Listings of boxed layout items
········
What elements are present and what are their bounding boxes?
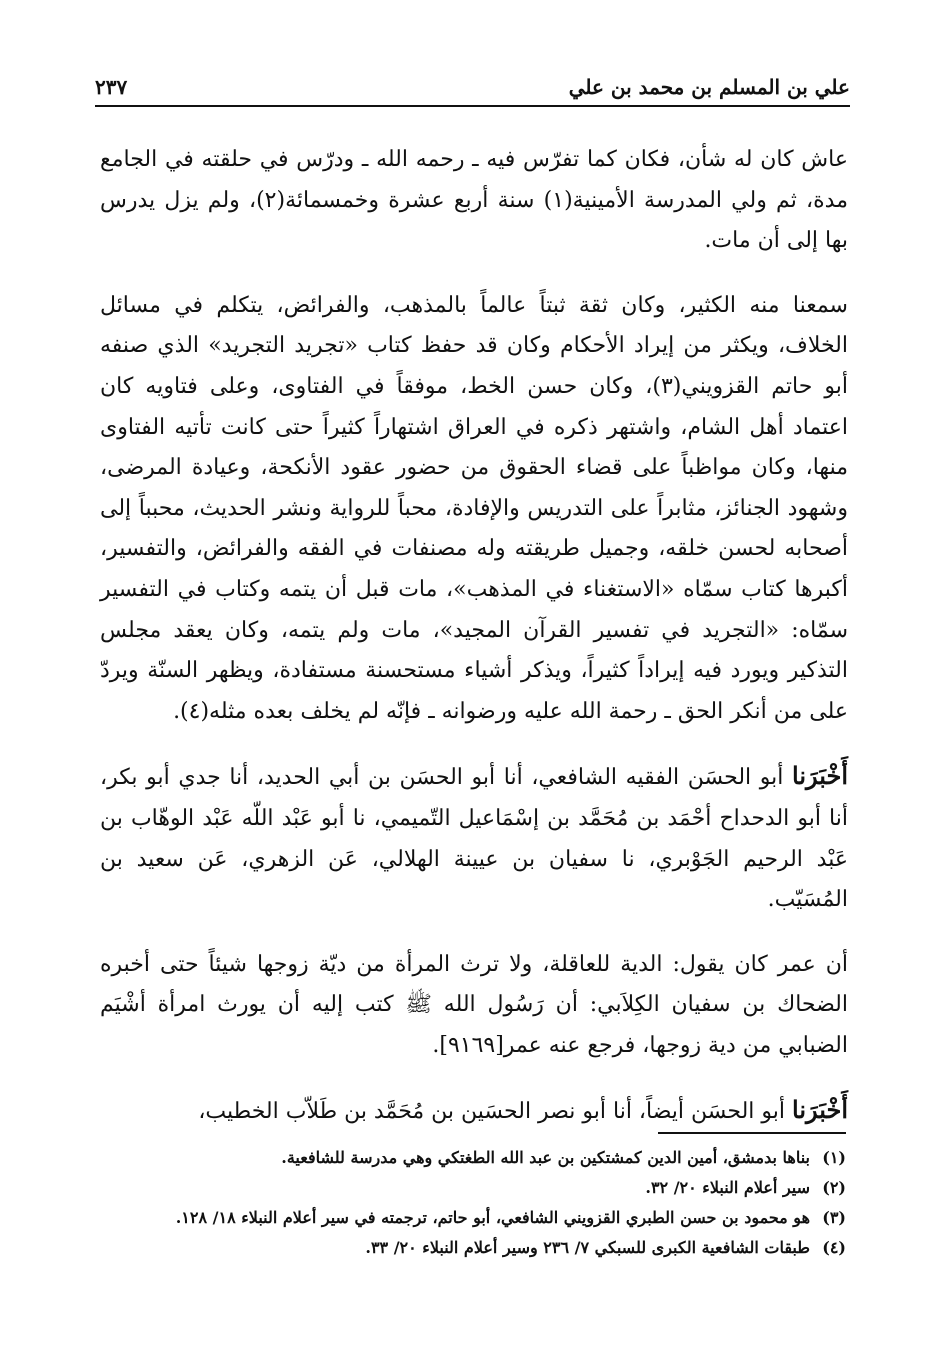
isnad-keyword: أَخْبَرَنا <box>792 1095 848 1125</box>
footnote-number: (١) <box>822 1148 846 1167</box>
isnad-text: أبو الحسَن الفقيه الشافعي، أنا أبو الحسَن بن أبي الحديد، أنا جدي أبو بكر، أنا أبو الدحداح أحْمَد بن مُحَمَّد بن إسْمَاعيل التّميمي، نا أبو عَبْد اللّه عَبْد الوهّاب بن عَبْد الرحيم الجَوْبري، نا سفيان بن عيينة الهلالي، عَن الزهري، عَن سعيد بن المُسَيّب. <box>100 765 848 913</box>
footnote-item <box>126 1203 846 1233</box>
isnad-keyword: أَخْبَرَنا <box>792 761 848 791</box>
footnote-number: (٢) <box>822 1178 846 1197</box>
hadith-paragraph: أن عمر كان يقول: الدية للعاقلة، ولا ترث المرأة من ديّة زوجها شيئاً حتى أخبره الضحاك بن سفيان الكِلاَبي: أن رَسُول الله ﷺ كتب إليه أن يورث امرأة أشْيَم الضبابي من دية زوجها، فرجع عنه عمر[٩١٦٩]. <box>100 951 848 1058</box>
footnote-item <box>126 1173 846 1203</box>
footnote-item <box>126 1143 846 1173</box>
footnote-text: سير أعلام النبلاء ٢٠/ ٣٢. <box>645 1178 810 1197</box>
isnad-paragraph-1 <box>100 756 848 920</box>
footnote-text: هو محمود بن حسن الطبري القزويني الشافعي، أبو حاتم، ترجمته في سير أعلام النبلاء ١٨/ ١٢٨. <box>175 1208 810 1227</box>
page-number: ٢٣٧ <box>95 75 128 99</box>
footnote-divider <box>658 1132 846 1134</box>
footnote-number: (٤) <box>822 1238 846 1257</box>
main-text <box>100 140 848 1149</box>
running-title: علي بن المسلم بن محمد بن علي <box>568 75 850 99</box>
isnad-text: أبو الحسَن أيضاً، أنا أبو نصر الحسَين بن مُحَمَّد بن طَلاّب الخطيب، <box>198 1099 793 1125</box>
paragraph-2: سمعنا منه الكثير، وكان ثقة ثبتاً عالماً بالمذهب، والفرائض، يتكلم في مسائل الخلاف، ويكثر من إيراد الأحكام وكان قد حفظ كتاب «تجريد التجريد» الذي صنفه أبو حاتم القزويني(٣)، وكان حسن الخط، موفقاً في الفتاوى، وعلى فتاويه كان اعتماد أهل الشام، واشتهر ذكره في العراق اشتهاراً كثيراً حتى كانت تأتيه الفتاوى منها، وكان مواظباً على قضاء الحقوق من حضور عقود الأنكحة، وعيادة المرضى، وشهود الجنائز، مثابراً على التدريس والإفادة، محباً للرواية ونشر الحديث، محبباً إلى أصحابه لحسن خلقه، وجميل طريقته وله مصنفات في الفقه والفرائض، والتفسير، أكبرها كتاب سمّاه «الاستغناء في المذهب»، مات قبل أن يتمه وكتاب في التفسير سمّاه: «التجريد في تفسير القرآن المجيد»، مات ولم يتمه، وكان يعقد مجلس التذكير ويورد فيه إيراداً كثيراً، ويذكر أشياء مستحسنة مستفادة، ويظهر السنّة ويردّ على من أنكر الحق ـ رحمة الله عليه ورضوانه ـ فإنّه لم يخلف بعده مثله(٤). <box>100 292 848 724</box>
paragraph-1: عاش كان له شأن، فكان كما تفرّس فيه ـ رحمه الله ـ ودرّس في حلقته في الجامع مدة، ثم ولي المدرسة الأمينية(١) سنة أربع عشرة وخمسمائة(٢)، ولم يزل يدرس بها إلى أن مات. <box>100 147 848 254</box>
footnote-item <box>126 1233 846 1263</box>
footnote-number: (٣) <box>822 1208 846 1227</box>
footnote-text: بناها بدمشق، أمين الدين كمشتكين بن عبد الله الطغتكي وهي مدرسة للشافعية. <box>281 1148 810 1167</box>
footnote-text: طبقات الشافعية الكبرى للسبكي ٧/ ٢٣٦ وسير أعلام النبلاء ٢٠/ ٣٣. <box>365 1238 810 1257</box>
isnad-paragraph-2 <box>100 1090 848 1133</box>
page-header <box>95 55 850 107</box>
footnotes <box>126 1143 846 1263</box>
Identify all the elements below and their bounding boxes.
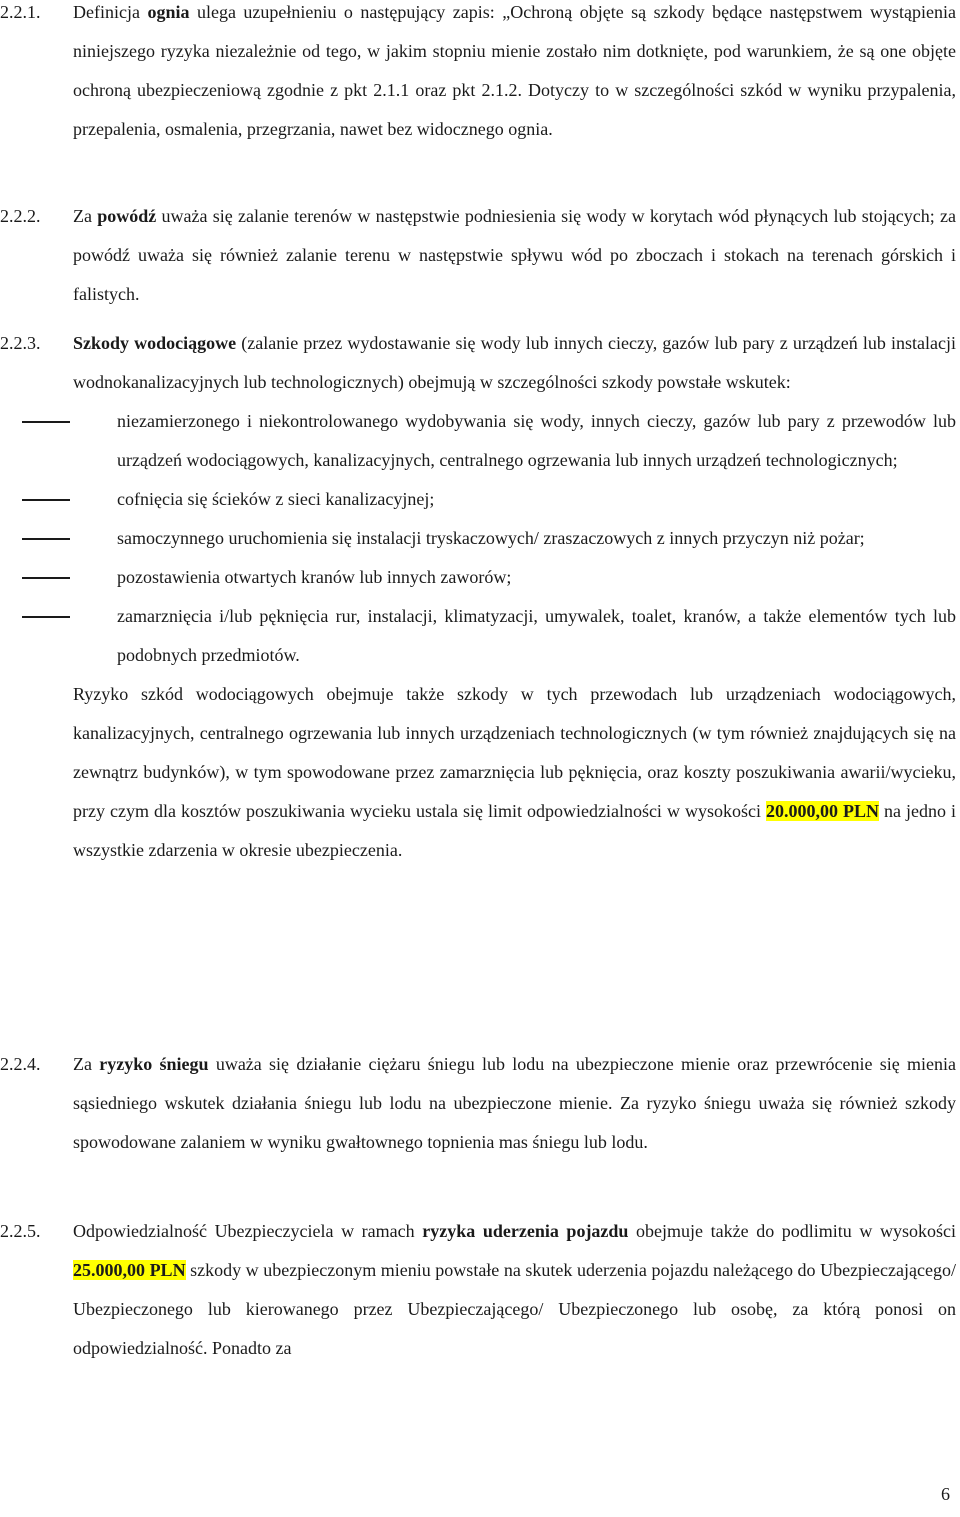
term-szkody-wodociagowe: Szkody wodociągowe: [73, 333, 237, 353]
list-item: pozostawienia otwartych kranów lub innych zaworów;: [0, 558, 956, 597]
section-text: Szkody wodociągowe (zalanie przez wydostawanie się wody lub innych cieczy, gazów lub pary z urządzeń lub instalacji wodnokanalizacyjnych lub technologicznych) obejmują w szczególności szkody powstałe wskutek:: [73, 333, 956, 392]
section-text: Definicja ognia ulega uzupełnieniu o następujący zapis: „Ochroną objęte są szkody będące następstwem wystąpienia niniejszego ryzyka niezależnie od tego, w jakim stopniu mienie zostało nim dotknięte, pod warunkiem, że są one objęte ochroną ubezpieczeniową zgodnie z pkt 2.1.1 oraz pkt 2.1.2. Dotyczy to w szczególności szkód w wyniku przypalenia, przepalenia, osmalenia, przegrzania, nawet bez widocznego ognia.: [73, 2, 956, 139]
section-number: 2.2.2.: [0, 206, 41, 226]
section-number: 2.2.1.: [0, 2, 41, 22]
limit-highlight: 20.000,00 PLN: [765, 801, 879, 821]
section-text: Odpowiedzialność Ubezpieczyciela w ramach ryzyka uderzenia pojazdu obejmuje także do podlimitu w wysokości 25.000,00 PLN szkody w ubezpieczonym mieniu powstałe na skutek uderzenia pojazdu należącego do Ubezpieczającego/ Ubezpieczonego lub kierowanego przez Ubezpieczającego/ Ubezpieczonego lub osobę, za którą ponosi on odpowiedzialność. Ponadto za: [73, 1221, 957, 1358]
section-2-2-3: [0, 324, 956, 870]
section-number: 2.2.5.: [0, 1221, 41, 1241]
damage-cause-list: [73, 402, 956, 675]
dash-icon: [22, 421, 70, 423]
list-item: niezamierzonego i niekontrolowanego wydobywania się wody, innych cieczy, gazów lub pary z przewodów lub urządzeń wodociągowych, kanalizacyjnych, centralnego ogrzewania lub innych urządzeń technologicznych;: [0, 402, 956, 480]
term-ryzyko-sniegu: ryzyko śniegu: [99, 1054, 209, 1074]
list-item: cofnięcia się ścieków z sieci kanalizacyjnej;: [0, 480, 956, 519]
dash-icon: [22, 616, 70, 618]
dash-icon: [22, 577, 70, 579]
section-2-2-4: [0, 1045, 956, 1162]
dash-icon: [22, 499, 70, 501]
term-powodz: powódź: [97, 206, 157, 226]
section-text: Za powódź uważa się zalanie terenów w następstwie podniesienia się wody w korytach wód płynących lub stojących; za powódź uważa się również zalanie terenu w następstwie spływu wód po zboczach i stokach na terenach górskich i falistych.: [73, 206, 956, 304]
term-uderzenie-pojazdu: ryzyka uderzenia pojazdu: [422, 1221, 629, 1241]
section-text: Za ryzyko śniegu uważa się działanie ciężaru śniegu lub lodu na ubezpieczone mienie oraz przewrócenie się mienia sąsiedniego wskutek działania śniegu lub lodu na ubezpieczone mienie. Za ryzyko śniegu uważa się również szkody spowodowane zalaniem w wyniku gwałtownego topnienia mas śniegu lub lodu.: [73, 1054, 956, 1152]
dash-icon: [22, 538, 70, 540]
list-item: samoczynnego uruchomienia się instalacji tryskaczowych/ zraszaczowych z innych przyczyn niż pożar;: [0, 519, 956, 558]
section-2-2-2: [0, 197, 956, 314]
list-item: zamarznięcia i/lub pęknięcia rur, instalacji, klimatyzacji, umywalek, toalet, kranów, a także elementów tych lub podobnych przedmiotów.: [0, 597, 956, 675]
term-ogien: ognia: [147, 2, 190, 22]
page-number: 6: [941, 1484, 950, 1504]
section-2-2-1: [0, 0, 956, 149]
section-paragraph: Ryzyko szkód wodociągowych obejmuje także szkody w tych przewodach lub urządzeniach wodociągowych, kanalizacyjnych, centralnego ogrzewania lub innych urządzeniach technologicznych (w tym również znajdujących się na zewnątrz budynków), w tym spowodowane przez zamarznięcia lub pęknięcia, oraz koszty poszukiwania awarii/wycieku, przy czym dla kosztów poszukiwania wycieku ustala się limit odpowiedzialności w wysokości 20.000,00 PLN na jedno i wszystkie zdarzenia w okresie ubezpieczenia.: [73, 684, 956, 860]
section-2-2-5: [0, 1212, 956, 1368]
section-number: 2.2.4.: [0, 1054, 41, 1074]
limit-highlight: 25.000,00 PLN: [73, 1260, 186, 1280]
section-number: 2.2.3.: [0, 333, 41, 353]
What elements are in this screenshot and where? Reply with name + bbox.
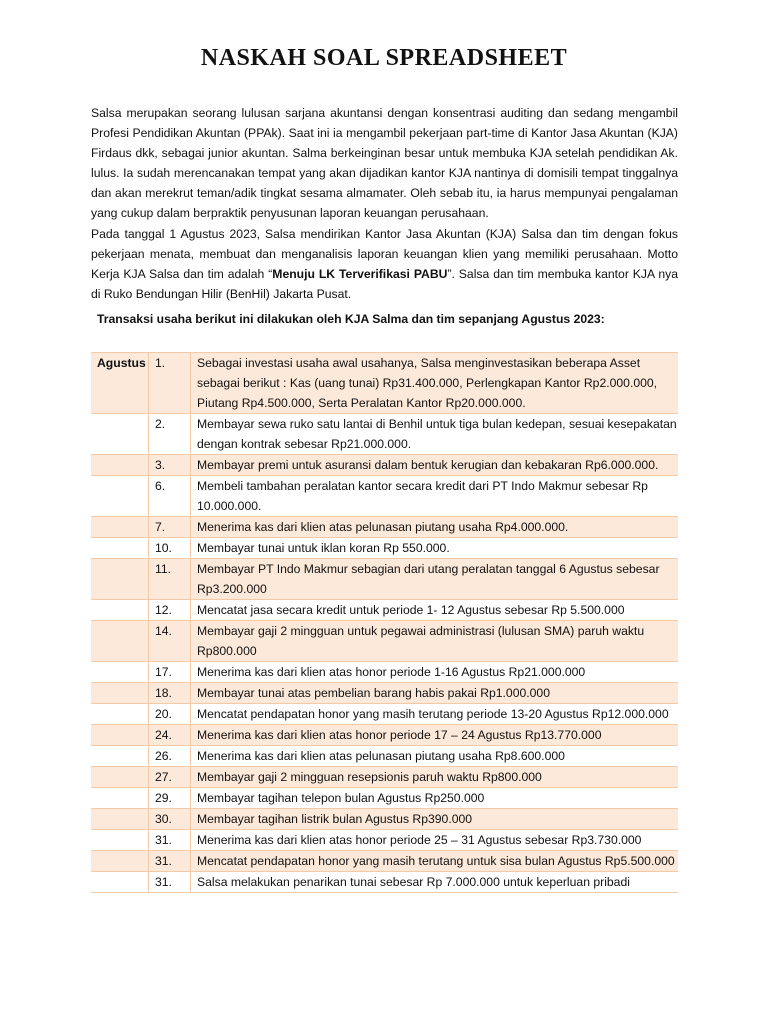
table-row [91,704,678,725]
description-cell: Menerima kas dari klien atas pelunasan piutang usaha Rp4.000.000. [191,517,679,538]
document-title: NASKAH SOAL SPREADSHEET [200,45,568,71]
table-row [91,830,678,851]
day-cell: 31. [149,872,191,893]
month-cell [91,830,149,851]
table-row [91,683,678,704]
day-cell: 31. [149,830,191,851]
day-cell: 18. [149,683,191,704]
table-row [91,809,678,830]
month-cell [91,767,149,788]
month-cell [91,704,149,725]
table-row [91,767,678,788]
month-cell: Agustus [91,353,149,414]
table-row [91,517,678,538]
description-cell: Membayar tunai atas pembelian barang habis pakai Rp1.000.000 [191,683,679,704]
table-row [91,662,678,683]
month-cell [91,809,149,830]
transactions-table-body [91,353,678,893]
month-cell [91,725,149,746]
description-cell: Sebagai investasi usaha awal usahanya, Salsa menginvestasikan beberapa Asset sebagai berikut : Kas (uang tunai) Rp31.400.000, Perlengkapan Kantor Rp2.000.000, Piutang Rp4.500.000, Serta Peralatan Kantor Rp20.000.000. [191,353,679,414]
table-row [91,414,678,455]
description-cell: Mencatat pendapatan honor yang masih terutang periode 13-20 Agustus Rp12.000.000 [191,704,679,725]
month-cell [91,683,149,704]
description-cell: Membayar gaji 2 mingguan untuk pegawai administrasi (lulusan SMA) paruh waktu Rp800.000 [191,621,679,662]
month-cell [91,476,149,517]
description-cell: Menerima kas dari klien atas honor periode 1-16 Agustus Rp21.000.000 [191,662,679,683]
description-cell: Mencatat jasa secara kredit untuk periode 1- 12 Agustus sebesar Rp 5.500.000 [191,600,679,621]
day-cell: 26. [149,746,191,767]
day-cell: 30. [149,809,191,830]
table-row [91,600,678,621]
day-cell: 31. [149,851,191,872]
description-cell: Membayar tunai untuk iklan koran Rp 550.000. [191,538,679,559]
description-cell: Membayar sewa ruko satu lantai di Benhil untuk tiga bulan kedepan, sesuai kesepakatan dengan kontrak sebesar Rp21.000.000. [191,414,679,455]
day-cell: 7. [149,517,191,538]
description-cell: Menerima kas dari klien atas honor periode 25 – 31 Agustus sebesar Rp3.730.000 [191,830,679,851]
description-cell: Membayar gaji 2 mingguan resepsionis paruh waktu Rp800.000 [191,767,679,788]
description-cell: Menerima kas dari klien atas pelunasan piutang usaha Rp8.600.000 [191,746,679,767]
table-row [91,746,678,767]
table-row [91,559,678,600]
month-cell [91,662,149,683]
table-row [91,538,678,559]
day-cell: 17. [149,662,191,683]
month-cell [91,538,149,559]
table-row [91,872,678,893]
intro-paragraph-2-text-start: Pada tanggal 1 Agustus 2023, Salsa mendirikan Kantor Jasa Akuntan (KJA) Salsa dan tim dengan fokus pekerjaan menata, membuat dan menganalisis laporan keuangan klien yang memiliki perusahaan. Motto Kerja KJA Salsa dan tim adalah “ [91,227,678,281]
day-cell: 27. [149,767,191,788]
transactions-heading: Transaksi usaha berikut ini dilakukan oleh KJA Salma dan tim sepanjang Agustus 2023: [97,312,605,326]
month-cell [91,788,149,809]
month-cell [91,851,149,872]
day-cell: 10. [149,538,191,559]
description-cell: Menerima kas dari klien atas honor periode 17 – 24 Agustus Rp13.770.000 [191,725,679,746]
table-row [91,621,678,662]
month-cell [91,872,149,893]
day-cell: 14. [149,621,191,662]
table-row [91,725,678,746]
day-cell: 11. [149,559,191,600]
table-row [91,353,678,414]
table-row [91,788,678,809]
day-cell: 1. [149,353,191,414]
day-cell: 29. [149,788,191,809]
description-cell: Mencatat pendapatan honor yang masih terutang untuk sisa bulan Agustus Rp5.500.000 [191,851,679,872]
transactions-table [91,352,678,893]
intro-paragraph-1: Salsa merupakan seorang lulusan sarjana akuntansi dengan konsentrasi auditing dan sedang mengambil Profesi Pendidikan Akuntan (PPAk). Saat ini ia mengambil pekerjaan part-time di Kantor Jasa Akuntan (KJA) Firdaus dkk, sebagai junior akuntan. Salma berkeinginan besar untuk membuka KJA setelah pendidikan Ak. lulus. Ia sudah merencanakan tempat yang akan dijadikan kantor KJA nantinya di domisili tempat tinggalnya dan akan merekrut teman/adik tingkat sesama almamater. Oleh sebab itu, ia harus mempunyai pengalaman yang cukup dalam berpraktik penyusunan laporan keuangan perusahaan. [91,106,678,220]
month-cell [91,746,149,767]
table-row [91,851,678,872]
description-cell: Membeli tambahan peralatan kantor secara kredit dari PT Indo Makmur sebesar Rp 10.000.000. [191,476,679,517]
month-cell [91,621,149,662]
month-cell [91,600,149,621]
description-cell: Membayar tagihan listrik bulan Agustus Rp390.000 [191,809,679,830]
intro-paragraph-2-text-end: ”. Salsa dan tim membuka kantor KJA nya di Ruko Bendungan Hilir (BenHil) Jakarta Pusat. [91,267,679,301]
motto-text: Menuju LK Terverifikasi PABU [272,267,448,281]
description-cell: Membayar tagihan telepon bulan Agustus Rp250.000 [191,788,679,809]
description-cell: Salsa melakukan penarikan tunai sebesar Rp 7.000.000 untuk keperluan pribadi [191,872,679,893]
day-cell: 6. [149,476,191,517]
description-cell: Membayar PT Indo Makmur sebagian dari utang peralatan tanggal 6 Agustus sebesar Rp3.200.000 [191,559,679,600]
table-row [91,455,678,476]
day-cell: 12. [149,600,191,621]
description-cell: Membayar premi untuk asuransi dalam bentuk kerugian dan kebakaran Rp6.000.000. [191,455,679,476]
month-cell [91,559,149,600]
month-cell [91,517,149,538]
day-cell: 2. [149,414,191,455]
intro-paragraph-2 [91,224,678,304]
month-cell [91,455,149,476]
month-cell [91,414,149,455]
table-row [91,476,678,517]
day-cell: 20. [149,704,191,725]
day-cell: 3. [149,455,191,476]
day-cell: 24. [149,725,191,746]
········
[Exercise objective]: In the part of the first listing that opens with the line containing "isnad-keyword: أَخْبَرَنا <box>792 1095" and closes with the line containing "isnad-text: أبو الحسَن أيضاً،", replace "footnote-item" with "footnote-entry" and give only those lines, otherwise unchanged.

[Exercise result]:
isnad-keyword: أَخْبَرَنا <box>792 1095 848 1125</box>
footnote-number: (١) <box>822 1148 846 1167</box>
isnad-text: أبو الحسَن الفقيه الشافعي، أنا أبو الحسَن بن أبي الحديد، أنا جدي أبو بكر، أنا أبو الدحداح أحْمَد بن مُحَمَّد بن إسْمَاعيل التّميمي، نا أبو عَبْد اللّه عَبْد الوهّاب بن عَبْد الرحيم الجَوْبري، نا سفيان بن عيينة الهلالي، عَن الزهري، عَن سعيد بن المُسَيّب. <box>100 765 848 913</box>
footnote-entry <box>126 1203 846 1233</box>
isnad-keyword: أَخْبَرَنا <box>792 761 848 791</box>
footnote-number: (٢) <box>822 1178 846 1197</box>
hadith-paragraph: أن عمر كان يقول: الدية للعاقلة، ولا ترث المرأة من ديّة زوجها شيئاً حتى أخبره الضحاك بن سفيان الكِلاَبي: أن رَسُول الله ﷺ كتب إليه أن يورث امرأة أشْيَم الضبابي من دية زوجها، فرجع عنه عمر[٩١٦٩]. <box>100 951 848 1058</box>
footnote-entry <box>126 1173 846 1203</box>
footnote-entry <box>126 1143 846 1173</box>
footnote-text: سير أعلام النبلاء ٢٠/ ٣٢. <box>645 1178 810 1197</box>
isnad-paragraph-1 <box>100 756 848 920</box>
footnote-text: هو محمود بن حسن الطبري القزويني الشافعي، أبو حاتم، ترجمته في سير أعلام النبلاء ١٨/ ١٢٨. <box>175 1208 810 1227</box>
page-number: ٢٣٧ <box>95 75 128 99</box>
footnote-divider <box>658 1132 846 1134</box>
footnote-number: (٤) <box>822 1238 846 1257</box>
main-text <box>100 140 848 1149</box>
running-title: علي بن المسلم بن محمد بن علي <box>568 75 850 99</box>
isnad-text: أبو الحسَن أيضاً، أنا أبو نصر الحسَين بن مُحَمَّد بن طَلاّب الخطيب، <box>198 1099 793 1125</box>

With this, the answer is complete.